▶ Written task:
Gather every line that includes the word "JSON", please.
--- begin Exercise input ---
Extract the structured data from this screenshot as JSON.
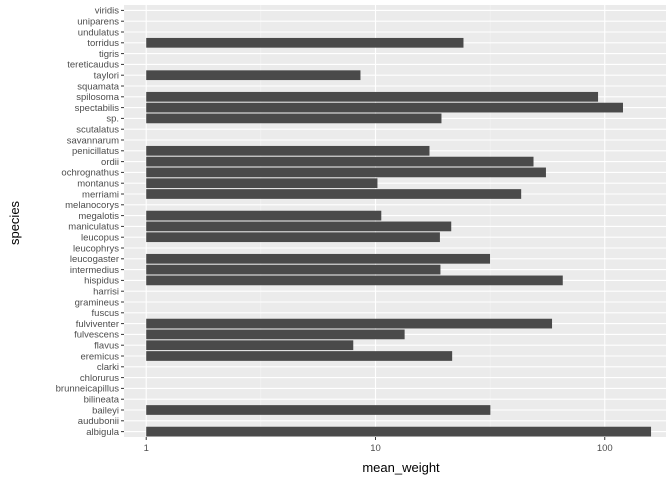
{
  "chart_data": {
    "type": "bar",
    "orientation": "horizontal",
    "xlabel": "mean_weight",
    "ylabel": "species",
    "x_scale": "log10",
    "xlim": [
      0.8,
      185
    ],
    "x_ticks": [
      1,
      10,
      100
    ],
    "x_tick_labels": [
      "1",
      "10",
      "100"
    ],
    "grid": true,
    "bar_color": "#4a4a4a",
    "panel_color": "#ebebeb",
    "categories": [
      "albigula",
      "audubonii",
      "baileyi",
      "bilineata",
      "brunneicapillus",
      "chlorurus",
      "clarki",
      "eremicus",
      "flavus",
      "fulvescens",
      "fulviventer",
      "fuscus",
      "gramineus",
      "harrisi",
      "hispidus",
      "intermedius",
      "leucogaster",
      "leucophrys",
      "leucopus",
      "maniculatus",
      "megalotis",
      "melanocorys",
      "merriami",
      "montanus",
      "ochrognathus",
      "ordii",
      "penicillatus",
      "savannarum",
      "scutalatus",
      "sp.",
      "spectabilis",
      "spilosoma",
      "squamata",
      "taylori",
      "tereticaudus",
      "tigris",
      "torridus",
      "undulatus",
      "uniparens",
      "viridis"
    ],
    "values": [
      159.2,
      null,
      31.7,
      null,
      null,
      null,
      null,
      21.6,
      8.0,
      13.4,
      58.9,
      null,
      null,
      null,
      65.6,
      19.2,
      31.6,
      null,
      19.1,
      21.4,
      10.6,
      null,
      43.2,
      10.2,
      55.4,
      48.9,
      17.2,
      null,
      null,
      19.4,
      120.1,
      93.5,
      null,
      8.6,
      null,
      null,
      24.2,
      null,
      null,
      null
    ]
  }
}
--- end Exercise input ---
--- begin Exercise input ---
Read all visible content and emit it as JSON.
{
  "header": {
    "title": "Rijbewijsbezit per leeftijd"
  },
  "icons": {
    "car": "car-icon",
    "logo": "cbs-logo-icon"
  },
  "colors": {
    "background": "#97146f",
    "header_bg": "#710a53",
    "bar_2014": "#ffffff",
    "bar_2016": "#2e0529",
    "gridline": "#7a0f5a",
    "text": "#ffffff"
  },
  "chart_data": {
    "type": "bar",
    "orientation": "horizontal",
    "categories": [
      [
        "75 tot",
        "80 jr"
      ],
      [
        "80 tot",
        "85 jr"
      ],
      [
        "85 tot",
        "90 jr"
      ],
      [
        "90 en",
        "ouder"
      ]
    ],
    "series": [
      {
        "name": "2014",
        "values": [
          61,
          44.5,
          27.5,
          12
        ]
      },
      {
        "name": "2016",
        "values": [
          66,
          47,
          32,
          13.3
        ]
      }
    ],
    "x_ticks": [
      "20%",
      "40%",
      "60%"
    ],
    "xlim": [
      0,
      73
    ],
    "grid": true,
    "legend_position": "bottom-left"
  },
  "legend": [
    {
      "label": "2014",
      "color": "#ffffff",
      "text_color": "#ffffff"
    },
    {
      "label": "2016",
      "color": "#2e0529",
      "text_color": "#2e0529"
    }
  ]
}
--- end Exercise input ---
▶ Response:
Extract the structured data from this screenshot as JSON.
Read all visible content and emit it as JSON.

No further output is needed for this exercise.